● Written problem
Quote the line containing "What data populates" and all lines that follow it in the listing below, exactly as written.

Excerpts from a figure dataset:
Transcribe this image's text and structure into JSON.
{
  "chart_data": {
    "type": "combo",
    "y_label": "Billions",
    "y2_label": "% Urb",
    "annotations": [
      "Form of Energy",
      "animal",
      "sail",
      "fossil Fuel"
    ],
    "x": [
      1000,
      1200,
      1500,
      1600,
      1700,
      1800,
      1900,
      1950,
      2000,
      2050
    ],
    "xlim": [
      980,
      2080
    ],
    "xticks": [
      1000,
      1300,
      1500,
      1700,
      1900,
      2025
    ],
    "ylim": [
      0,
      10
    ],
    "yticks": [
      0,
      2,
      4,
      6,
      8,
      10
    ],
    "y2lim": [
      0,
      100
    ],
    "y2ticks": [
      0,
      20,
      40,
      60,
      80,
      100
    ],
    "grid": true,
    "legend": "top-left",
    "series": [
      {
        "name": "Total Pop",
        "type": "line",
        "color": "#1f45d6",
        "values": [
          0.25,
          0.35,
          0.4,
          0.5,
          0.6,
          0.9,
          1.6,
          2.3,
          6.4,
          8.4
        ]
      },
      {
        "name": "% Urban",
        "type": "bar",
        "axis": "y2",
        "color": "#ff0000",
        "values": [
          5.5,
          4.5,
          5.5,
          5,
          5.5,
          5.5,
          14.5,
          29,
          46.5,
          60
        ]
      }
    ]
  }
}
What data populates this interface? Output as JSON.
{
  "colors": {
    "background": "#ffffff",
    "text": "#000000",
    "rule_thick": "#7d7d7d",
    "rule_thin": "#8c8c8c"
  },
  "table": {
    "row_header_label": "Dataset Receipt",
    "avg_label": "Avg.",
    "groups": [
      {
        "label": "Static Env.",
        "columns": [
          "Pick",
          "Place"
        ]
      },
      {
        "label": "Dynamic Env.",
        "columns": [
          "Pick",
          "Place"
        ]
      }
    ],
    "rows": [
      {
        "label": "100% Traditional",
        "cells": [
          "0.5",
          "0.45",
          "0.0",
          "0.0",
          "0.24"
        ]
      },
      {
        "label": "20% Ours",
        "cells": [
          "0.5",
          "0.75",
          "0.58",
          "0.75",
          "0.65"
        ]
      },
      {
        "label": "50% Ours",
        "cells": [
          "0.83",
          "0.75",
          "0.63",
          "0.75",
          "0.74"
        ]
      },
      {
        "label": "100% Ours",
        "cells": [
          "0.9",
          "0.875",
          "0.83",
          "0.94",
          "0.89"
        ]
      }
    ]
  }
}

● Answer
What data populates this interface? Output as JSON.
{
  "colors": {
    "background": "#ffffff",
    "text": "#000000",
    "rule_thick": "#7d7d7d",
    "rule_thin": "#8c8c8c"
  },
  "table": {
    "row_header_label": "Dataset Receipt",
    "avg_label": "Avg.",
    "groups": [
      {
        "label": "Static Env.",
        "columns": [
          "Pick",
          "Place"
        ]
      },
      {
        "label": "Dynamic Env.",
        "columns": [
          "Pick",
          "Place"
        ]
      }
    ],
    "rows": [
      {
        "label": "100% Traditional",
        "cells": [
          "0.5",
          "0.45",
          "0.0",
          "0.0",
          "0.24"
        ]
      },
      {
        "label": "20% Ours",
        "cells": [
          "0.5",
          "0.75",
          "0.58",
          "0.75",
          "0.65"
        ]
      },
      {
        "label": "50% Ours",
        "cells": [
          "0.83",
          "0.75",
          "0.63",
          "0.75",
          "0.74"
        ]
      },
      {
        "label": "100% Ours",
        "cells": [
          "0.9",
          "0.875",
          "0.83",
          "0.94",
          "0.89"
        ]
      }
    ]
  }
}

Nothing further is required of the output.